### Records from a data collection
>>>
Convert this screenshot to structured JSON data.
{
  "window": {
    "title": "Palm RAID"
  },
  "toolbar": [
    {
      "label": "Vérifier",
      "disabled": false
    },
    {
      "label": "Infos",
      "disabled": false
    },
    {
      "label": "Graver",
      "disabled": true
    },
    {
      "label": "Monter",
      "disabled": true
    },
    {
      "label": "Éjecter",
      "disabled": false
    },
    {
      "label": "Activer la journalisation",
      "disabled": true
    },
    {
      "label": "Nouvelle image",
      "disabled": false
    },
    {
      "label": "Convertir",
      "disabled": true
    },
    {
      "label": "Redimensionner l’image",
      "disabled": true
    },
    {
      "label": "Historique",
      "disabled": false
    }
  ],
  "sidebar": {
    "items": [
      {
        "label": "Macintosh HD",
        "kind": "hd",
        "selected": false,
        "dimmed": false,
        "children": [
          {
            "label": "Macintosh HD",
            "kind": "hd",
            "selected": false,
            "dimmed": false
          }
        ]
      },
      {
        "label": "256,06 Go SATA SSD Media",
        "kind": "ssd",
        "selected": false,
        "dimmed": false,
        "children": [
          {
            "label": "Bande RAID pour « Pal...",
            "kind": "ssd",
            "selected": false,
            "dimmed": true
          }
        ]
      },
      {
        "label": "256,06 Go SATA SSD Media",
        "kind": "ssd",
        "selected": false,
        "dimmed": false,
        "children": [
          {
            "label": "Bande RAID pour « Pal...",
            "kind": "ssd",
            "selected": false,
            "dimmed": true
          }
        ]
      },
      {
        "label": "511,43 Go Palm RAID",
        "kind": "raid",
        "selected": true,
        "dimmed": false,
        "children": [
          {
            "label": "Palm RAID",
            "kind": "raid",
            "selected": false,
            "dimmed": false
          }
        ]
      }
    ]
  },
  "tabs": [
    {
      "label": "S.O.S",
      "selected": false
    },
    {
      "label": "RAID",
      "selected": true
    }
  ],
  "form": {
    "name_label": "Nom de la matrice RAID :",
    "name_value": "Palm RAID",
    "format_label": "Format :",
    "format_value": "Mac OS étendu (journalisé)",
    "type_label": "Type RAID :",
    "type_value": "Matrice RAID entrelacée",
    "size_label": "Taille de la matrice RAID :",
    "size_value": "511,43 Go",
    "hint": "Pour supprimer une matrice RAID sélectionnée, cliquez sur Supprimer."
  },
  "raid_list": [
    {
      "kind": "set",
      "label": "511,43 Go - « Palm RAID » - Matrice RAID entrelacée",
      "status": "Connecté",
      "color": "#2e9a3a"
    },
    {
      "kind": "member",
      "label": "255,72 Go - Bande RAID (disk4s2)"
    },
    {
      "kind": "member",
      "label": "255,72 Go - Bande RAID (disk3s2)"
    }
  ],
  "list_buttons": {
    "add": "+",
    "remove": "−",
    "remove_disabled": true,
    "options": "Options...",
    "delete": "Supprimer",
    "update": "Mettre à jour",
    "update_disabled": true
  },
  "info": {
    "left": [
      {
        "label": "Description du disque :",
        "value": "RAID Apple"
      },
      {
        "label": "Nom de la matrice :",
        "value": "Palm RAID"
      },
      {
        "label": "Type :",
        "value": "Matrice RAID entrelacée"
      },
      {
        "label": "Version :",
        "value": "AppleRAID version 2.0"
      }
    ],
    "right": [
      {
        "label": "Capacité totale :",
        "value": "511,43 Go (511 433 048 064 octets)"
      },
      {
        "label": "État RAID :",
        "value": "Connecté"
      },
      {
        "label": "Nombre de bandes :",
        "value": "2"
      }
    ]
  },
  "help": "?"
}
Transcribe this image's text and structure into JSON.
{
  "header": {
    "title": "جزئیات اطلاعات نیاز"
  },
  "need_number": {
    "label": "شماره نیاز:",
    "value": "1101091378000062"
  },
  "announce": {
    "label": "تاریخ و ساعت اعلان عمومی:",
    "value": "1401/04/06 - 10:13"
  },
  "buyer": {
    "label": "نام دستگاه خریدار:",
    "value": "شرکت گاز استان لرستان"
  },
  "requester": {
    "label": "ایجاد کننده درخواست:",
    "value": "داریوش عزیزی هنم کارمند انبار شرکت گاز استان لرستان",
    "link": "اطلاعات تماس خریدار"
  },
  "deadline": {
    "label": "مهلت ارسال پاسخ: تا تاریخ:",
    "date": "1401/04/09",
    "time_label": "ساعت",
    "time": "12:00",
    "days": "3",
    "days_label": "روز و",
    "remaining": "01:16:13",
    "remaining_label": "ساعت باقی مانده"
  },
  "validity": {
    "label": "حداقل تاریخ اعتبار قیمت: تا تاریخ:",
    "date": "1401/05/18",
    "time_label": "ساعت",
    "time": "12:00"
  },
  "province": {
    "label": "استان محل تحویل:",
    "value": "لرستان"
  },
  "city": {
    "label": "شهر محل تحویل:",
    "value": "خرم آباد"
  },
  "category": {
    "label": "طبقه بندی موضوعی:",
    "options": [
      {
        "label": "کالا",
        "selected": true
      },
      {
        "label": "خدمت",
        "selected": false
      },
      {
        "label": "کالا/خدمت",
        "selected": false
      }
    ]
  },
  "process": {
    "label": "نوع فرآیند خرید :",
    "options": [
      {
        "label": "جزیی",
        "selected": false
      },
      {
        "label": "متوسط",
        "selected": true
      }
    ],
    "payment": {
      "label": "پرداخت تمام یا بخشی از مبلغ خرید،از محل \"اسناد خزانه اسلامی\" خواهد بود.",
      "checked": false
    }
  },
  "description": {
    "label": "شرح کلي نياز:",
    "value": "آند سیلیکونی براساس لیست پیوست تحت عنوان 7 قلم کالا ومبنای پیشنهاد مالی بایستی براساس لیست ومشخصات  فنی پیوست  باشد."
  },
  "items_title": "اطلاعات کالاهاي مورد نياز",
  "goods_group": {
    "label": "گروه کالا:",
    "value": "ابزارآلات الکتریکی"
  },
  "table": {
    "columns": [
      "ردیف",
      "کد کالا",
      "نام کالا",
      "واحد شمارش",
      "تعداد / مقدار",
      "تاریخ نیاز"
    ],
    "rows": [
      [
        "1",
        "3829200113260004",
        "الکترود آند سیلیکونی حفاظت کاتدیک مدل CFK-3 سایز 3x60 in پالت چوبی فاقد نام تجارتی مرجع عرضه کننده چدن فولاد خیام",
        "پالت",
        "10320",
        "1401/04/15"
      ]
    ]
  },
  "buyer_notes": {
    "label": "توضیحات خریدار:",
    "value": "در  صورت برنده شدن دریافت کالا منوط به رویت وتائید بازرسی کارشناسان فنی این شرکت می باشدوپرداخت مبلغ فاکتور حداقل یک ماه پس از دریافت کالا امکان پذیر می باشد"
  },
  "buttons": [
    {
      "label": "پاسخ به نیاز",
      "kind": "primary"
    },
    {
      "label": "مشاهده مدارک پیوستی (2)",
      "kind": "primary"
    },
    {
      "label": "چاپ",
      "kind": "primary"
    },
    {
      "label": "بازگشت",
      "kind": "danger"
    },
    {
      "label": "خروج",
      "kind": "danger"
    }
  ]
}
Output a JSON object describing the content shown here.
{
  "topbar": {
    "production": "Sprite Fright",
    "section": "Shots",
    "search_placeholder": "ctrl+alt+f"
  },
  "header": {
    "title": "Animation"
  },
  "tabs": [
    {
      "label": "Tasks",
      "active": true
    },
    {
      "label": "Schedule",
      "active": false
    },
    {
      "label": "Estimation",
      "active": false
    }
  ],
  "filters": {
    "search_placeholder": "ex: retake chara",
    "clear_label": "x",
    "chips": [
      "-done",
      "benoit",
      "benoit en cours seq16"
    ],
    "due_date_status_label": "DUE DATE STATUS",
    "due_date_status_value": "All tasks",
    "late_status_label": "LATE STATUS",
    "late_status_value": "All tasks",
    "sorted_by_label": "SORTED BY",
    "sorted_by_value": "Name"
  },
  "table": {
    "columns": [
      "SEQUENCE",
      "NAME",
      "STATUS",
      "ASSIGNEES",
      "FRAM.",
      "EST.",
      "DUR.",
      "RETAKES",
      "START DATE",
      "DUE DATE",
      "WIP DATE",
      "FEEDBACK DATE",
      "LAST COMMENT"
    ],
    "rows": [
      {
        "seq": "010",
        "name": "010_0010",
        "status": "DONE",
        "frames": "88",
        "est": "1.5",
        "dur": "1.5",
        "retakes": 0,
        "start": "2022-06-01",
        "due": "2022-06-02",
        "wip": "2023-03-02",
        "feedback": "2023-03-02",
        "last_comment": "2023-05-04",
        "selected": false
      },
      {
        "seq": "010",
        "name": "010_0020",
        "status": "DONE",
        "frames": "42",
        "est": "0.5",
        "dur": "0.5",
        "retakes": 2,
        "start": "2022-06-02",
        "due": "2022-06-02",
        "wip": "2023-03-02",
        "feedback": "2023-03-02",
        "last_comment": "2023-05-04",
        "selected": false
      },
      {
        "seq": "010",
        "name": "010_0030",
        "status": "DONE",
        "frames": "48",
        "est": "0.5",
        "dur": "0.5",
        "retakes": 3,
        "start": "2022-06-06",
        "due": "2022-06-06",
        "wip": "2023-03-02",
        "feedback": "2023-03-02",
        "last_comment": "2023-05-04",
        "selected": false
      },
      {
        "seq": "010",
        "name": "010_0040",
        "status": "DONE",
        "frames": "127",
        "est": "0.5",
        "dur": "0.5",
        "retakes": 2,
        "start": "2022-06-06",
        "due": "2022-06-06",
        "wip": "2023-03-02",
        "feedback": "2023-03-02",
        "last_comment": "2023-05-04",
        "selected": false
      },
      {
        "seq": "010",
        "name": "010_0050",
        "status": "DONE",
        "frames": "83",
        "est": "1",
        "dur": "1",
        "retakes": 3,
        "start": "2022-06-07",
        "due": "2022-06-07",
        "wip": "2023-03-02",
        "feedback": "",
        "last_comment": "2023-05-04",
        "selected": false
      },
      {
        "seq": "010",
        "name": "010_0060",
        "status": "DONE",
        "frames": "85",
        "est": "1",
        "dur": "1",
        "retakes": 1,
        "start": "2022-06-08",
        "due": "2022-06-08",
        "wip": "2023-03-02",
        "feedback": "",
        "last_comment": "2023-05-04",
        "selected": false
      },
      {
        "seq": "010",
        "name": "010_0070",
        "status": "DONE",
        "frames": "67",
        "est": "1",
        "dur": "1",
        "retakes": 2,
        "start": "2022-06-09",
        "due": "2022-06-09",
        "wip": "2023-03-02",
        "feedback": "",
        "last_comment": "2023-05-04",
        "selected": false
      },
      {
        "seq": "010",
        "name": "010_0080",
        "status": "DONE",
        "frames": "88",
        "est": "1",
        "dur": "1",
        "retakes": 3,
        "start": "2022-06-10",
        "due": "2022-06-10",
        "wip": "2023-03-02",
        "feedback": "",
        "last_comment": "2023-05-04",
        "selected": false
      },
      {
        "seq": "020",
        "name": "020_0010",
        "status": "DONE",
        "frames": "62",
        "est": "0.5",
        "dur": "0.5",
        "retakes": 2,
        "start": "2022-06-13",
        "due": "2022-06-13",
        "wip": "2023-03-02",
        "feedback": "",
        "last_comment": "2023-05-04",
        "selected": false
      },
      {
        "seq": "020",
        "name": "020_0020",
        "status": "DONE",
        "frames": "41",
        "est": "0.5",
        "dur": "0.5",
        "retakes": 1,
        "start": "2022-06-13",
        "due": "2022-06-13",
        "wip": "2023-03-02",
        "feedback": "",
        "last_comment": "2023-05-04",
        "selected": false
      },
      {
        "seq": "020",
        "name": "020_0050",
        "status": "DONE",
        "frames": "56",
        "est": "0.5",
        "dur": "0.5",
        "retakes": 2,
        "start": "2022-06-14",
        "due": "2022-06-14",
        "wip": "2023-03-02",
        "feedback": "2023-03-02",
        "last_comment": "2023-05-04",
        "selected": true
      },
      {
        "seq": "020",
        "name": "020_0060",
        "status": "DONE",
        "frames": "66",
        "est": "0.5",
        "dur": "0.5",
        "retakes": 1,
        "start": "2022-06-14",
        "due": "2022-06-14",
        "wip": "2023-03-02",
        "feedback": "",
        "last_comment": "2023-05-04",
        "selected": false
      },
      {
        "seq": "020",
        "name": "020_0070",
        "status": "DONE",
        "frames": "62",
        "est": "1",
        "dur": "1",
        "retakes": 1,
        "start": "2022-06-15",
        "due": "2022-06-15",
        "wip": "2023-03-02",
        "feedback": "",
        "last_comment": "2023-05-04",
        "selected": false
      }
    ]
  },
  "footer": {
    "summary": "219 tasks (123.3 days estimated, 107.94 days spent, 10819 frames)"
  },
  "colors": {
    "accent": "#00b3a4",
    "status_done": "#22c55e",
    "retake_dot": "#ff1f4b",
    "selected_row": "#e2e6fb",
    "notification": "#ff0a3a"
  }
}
<<<
### WHAT THE TASK ASKS
Report every line in the data above in which the word "پالت" appears.

### EXPECTED ANSWER
        "الکترود آند سیلیکونی حفاظت کاتدیک مدل CFK-3 سایز 3x60 in پالت چوبی فاقد نام تجارتی مرجع عرضه کننده چدن فولاد خیام",
        "پالت",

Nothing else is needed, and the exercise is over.